= SHORT TASK =
Retype each line of the material exactly, please, skipping any picture in it.

Data entries
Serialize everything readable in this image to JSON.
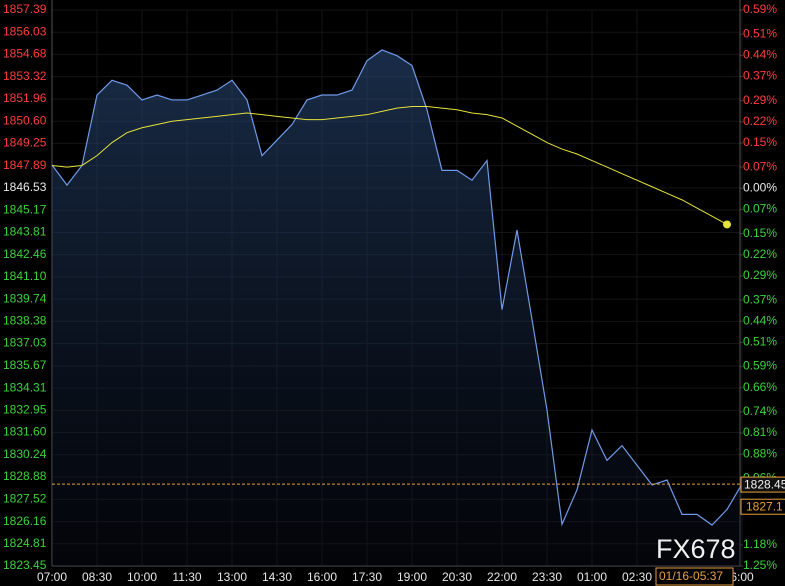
{
  "chart_data": {
    "type": "line",
    "categories": [
      "07:00",
      null,
      null,
      "08:30",
      null,
      null,
      "10:00",
      null,
      null,
      "11:30",
      null,
      null,
      "13:00",
      null,
      null,
      "14:30",
      null,
      null,
      "16:00",
      null,
      null,
      "17:30",
      null,
      null,
      "19:00",
      null,
      null,
      "20:30",
      null,
      null,
      "22:00",
      null,
      null,
      "23:30",
      null,
      null,
      "01:00",
      null,
      null,
      "02:30",
      null,
      null,
      null,
      null,
      null,
      null,
      "6:00"
    ],
    "series": [
      {
        "color": "#6f9ae8",
        "values": [
          1847.93,
          1846.7,
          1847.9,
          1852.2,
          1853.1,
          1852.8,
          1851.9,
          1852.2,
          1851.9,
          1851.9,
          1852.2,
          1852.5,
          1853.1,
          1851.9,
          1848.5,
          1849.45,
          1850.4,
          1851.9,
          1852.2,
          1852.2,
          1852.5,
          1854.3,
          1854.95,
          1854.6,
          1854.0,
          1851.3,
          1847.6,
          1847.6,
          1847.0,
          1848.2,
          1839.1,
          1843.96,
          1838.5,
          1832.97,
          1826.0,
          1828.1,
          1831.75,
          1829.9,
          1830.8,
          1829.6,
          1828.4,
          1828.7,
          1826.6,
          1826.6,
          1825.95,
          1826.9,
          1828.45
        ]
      },
      {
        "color": "#e6e23c",
        "values": [
          1847.9,
          1847.8,
          1847.9,
          1848.5,
          1849.3,
          1849.9,
          1850.2,
          1850.4,
          1850.6,
          1850.7,
          1850.8,
          1850.9,
          1851.0,
          1851.1,
          1851.0,
          1850.9,
          1850.8,
          1850.7,
          1850.7,
          1850.8,
          1850.9,
          1851.0,
          1851.2,
          1851.4,
          1851.5,
          1851.5,
          1851.4,
          1851.3,
          1851.1,
          1851.0,
          1850.8,
          1850.3,
          1849.8,
          1849.3,
          1848.9,
          1848.6,
          1848.2,
          1847.8,
          1847.4,
          1847.0,
          1846.6,
          1846.2,
          1845.8,
          1845.3,
          1844.8,
          1844.3,
          null
        ]
      }
    ],
    "ylim": [
      1823.45,
      1857.39
    ],
    "yticks": [
      1857.39,
      1856.03,
      1854.68,
      1853.32,
      1851.96,
      {
        "value": 1850.6,
        "label": "1850.60"
      },
      1849.25,
      1847.89,
      1846.53,
      1845.17,
      1843.81,
      1842.46,
      {
        "value": 1841.1,
        "label": "1841.10"
      },
      1839.74,
      1838.38,
      1837.03,
      1835.67,
      1834.31,
      1832.95,
      {
        "value": 1831.6,
        "label": "1831.60"
      },
      1830.24,
      1828.88,
      1827.52,
      1826.16,
      1824.81,
      1823.45
    ],
    "y2lim": [
      -1.25,
      0.59
    ],
    "y2ticks": [
      {
        "value": 0.59,
        "label": "0.59%"
      },
      {
        "value": 0.51,
        "label": "0.51%"
      },
      {
        "value": 0.44,
        "label": "0.44%"
      },
      {
        "value": 0.37,
        "label": "0.37%"
      },
      {
        "value": 0.29,
        "label": "0.29%"
      },
      {
        "value": 0.22,
        "label": "0.22%"
      },
      {
        "value": 0.15,
        "label": "0.15%"
      },
      {
        "value": 0.07,
        "label": "0.07%"
      },
      {
        "value": 0,
        "label": "0.00%"
      },
      {
        "value": -0.07,
        "label": "0.07%"
      },
      {
        "value": -0.15,
        "label": "0.15%"
      },
      {
        "value": -0.22,
        "label": "0.22%"
      },
      {
        "value": -0.29,
        "label": "0.29%"
      },
      {
        "value": -0.37,
        "label": "0.37%"
      },
      {
        "value": -0.44,
        "label": "0.44%"
      },
      {
        "value": -0.51,
        "label": "0.51%"
      },
      {
        "value": -0.59,
        "label": "0.59%"
      },
      {
        "value": -0.66,
        "label": "0.66%"
      },
      {
        "value": -0.74,
        "label": "0.74%"
      },
      {
        "value": -0.81,
        "label": "0.81%"
      },
      {
        "value": -0.88,
        "label": "0.88%"
      },
      {
        "value": -0.96,
        "label": "0.96%"
      },
      {
        "value": -1.18,
        "label": "1.18%"
      },
      {
        "value": -1.25,
        "label": "1.25%"
      }
    ],
    "current_price": 1828.45,
    "cursor_price": 1827.1,
    "cursor_time": "01/16-05:37",
    "watermark": "FX678",
    "grid": true
  }
}
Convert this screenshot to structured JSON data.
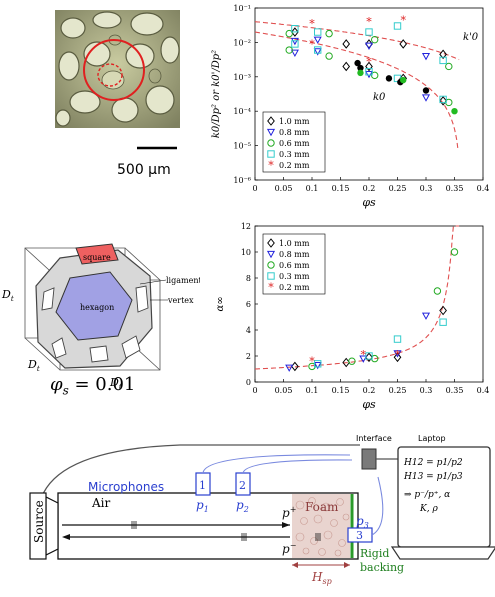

= WRITTEN ANSWER =
Serialize everything readable in this image to JSON.
{
  "chart_data": {
    "type": "line",
    "categories": [
      "07:00",
      null,
      null,
      "08:30",
      null,
      null,
      "10:00",
      null,
      null,
      "11:30",
      null,
      null,
      "13:00",
      null,
      null,
      "14:30",
      null,
      null,
      "16:00",
      null,
      null,
      "17:30",
      null,
      null,
      "19:00",
      null,
      null,
      "20:30",
      null,
      null,
      "22:00",
      null,
      null,
      "23:30",
      null,
      null,
      "01:00",
      null,
      null,
      "02:30",
      null,
      null,
      null,
      null,
      null,
      null,
      "6:00"
    ],
    "series": [
      {
        "color": "#6f9ae8",
        "values": [
          1847.93,
          1846.7,
          1847.9,
          1852.2,
          1853.1,
          1852.8,
          1851.9,
          1852.2,
          1851.9,
          1851.9,
          1852.2,
          1852.5,
          1853.1,
          1851.9,
          1848.5,
          1849.45,
          1850.4,
          1851.9,
          1852.2,
          1852.2,
          1852.5,
          1854.3,
          1854.95,
          1854.6,
          1854.0,
          1851.3,
          1847.6,
          1847.6,
          1847.0,
          1848.2,
          1839.1,
          1843.96,
          1838.5,
          1832.97,
          1826.0,
          1828.1,
          1831.75,
          1829.9,
          1830.8,
          1829.6,
          1828.4,
          1828.7,
          1826.6,
          1826.6,
          1825.95,
          1826.9,
          1828.45
        ]
      },
      {
        "color": "#e6e23c",
        "values": [
          1847.9,
          1847.8,
          1847.9,
          1848.5,
          1849.3,
          1849.9,
          1850.2,
          1850.4,
          1850.6,
          1850.7,
          1850.8,
          1850.9,
          1851.0,
          1851.1,
          1851.0,
          1850.9,
          1850.8,
          1850.7,
          1850.7,
          1850.8,
          1850.9,
          1851.0,
          1851.2,
          1851.4,
          1851.5,
          1851.5,
          1851.4,
          1851.3,
          1851.1,
          1851.0,
          1850.8,
          1850.3,
          1849.8,
          1849.3,
          1848.9,
          1848.6,
          1848.2,
          1847.8,
          1847.4,
          1847.0,
          1846.6,
          1846.2,
          1845.8,
          1845.3,
          1844.8,
          1844.3,
          null
        ]
      }
    ],
    "ylim": [
      1823.45,
      1857.39
    ],
    "yticks": [
      1857.39,
      1856.03,
      1854.68,
      1853.32,
      1851.96,
      {
        "value": 1850.6,
        "label": "1850.60"
      },
      1849.25,
      1847.89,
      1846.53,
      1845.17,
      1843.81,
      1842.46,
      {
        "value": 1841.1,
        "label": "1841.10"
      },
      1839.74,
      1838.38,
      1837.03,
      1835.67,
      1834.31,
      1832.95,
      {
        "value": 1831.6,
        "label": "1831.60"
      },
      1830.24,
      1828.88,
      1827.52,
      1826.16,
      1824.81,
      1823.45
    ],
    "y2lim": [
      -1.25,
      0.59
    ],
    "y2ticks": [
      {
        "value": 0.59,
        "label": "0.59%"
      },
      {
        "value": 0.51,
        "label": "0.51%"
      },
      {
        "value": 0.44,
        "label": "0.44%"
      },
      {
        "value": 0.37,
        "label": "0.37%"
      },
      {
        "value": 0.29,
        "label": "0.29%"
      },
      {
        "value": 0.22,
        "label": "0.22%"
      },
      {
        "value": 0.15,
        "label": "0.15%"
      },
      {
        "value": 0.07,
        "label": "0.07%"
      },
      {
        "value": 0,
        "label": "0.00%"
      },
      {
        "value": -0.07,
        "label": "0.07%"
      },
      {
        "value": -0.15,
        "label": "0.15%"
      },
      {
        "value": -0.22,
        "label": "0.22%"
      },
      {
        "value": -0.29,
        "label": "0.29%"
      },
      {
        "value": -0.37,
        "label": "0.37%"
      },
      {
        "value": -0.44,
        "label": "0.44%"
      },
      {
        "value": -0.51,
        "label": "0.51%"
      },
      {
        "value": -0.59,
        "label": "0.59%"
      },
      {
        "value": -0.66,
        "label": "0.66%"
      },
      {
        "value": -0.74,
        "label": "0.74%"
      },
      {
        "value": -0.81,
        "label": "0.81%"
      },
      {
        "value": -0.88,
        "label": "0.88%"
      },
      {
        "value": -0.96,
        "label": "0.96%"
      },
      {
        "value": -1.18,
        "label": "1.18%"
      },
      {
        "value": -1.25,
        "label": "1.25%"
      }
    ],
    "current_price": 1828.45,
    "cursor_price": 1827.1,
    "cursor_time": "01/16-05:37",
    "watermark": "FX678",
    "grid": true
  }
}
Convert this screenshot to structured JSON data.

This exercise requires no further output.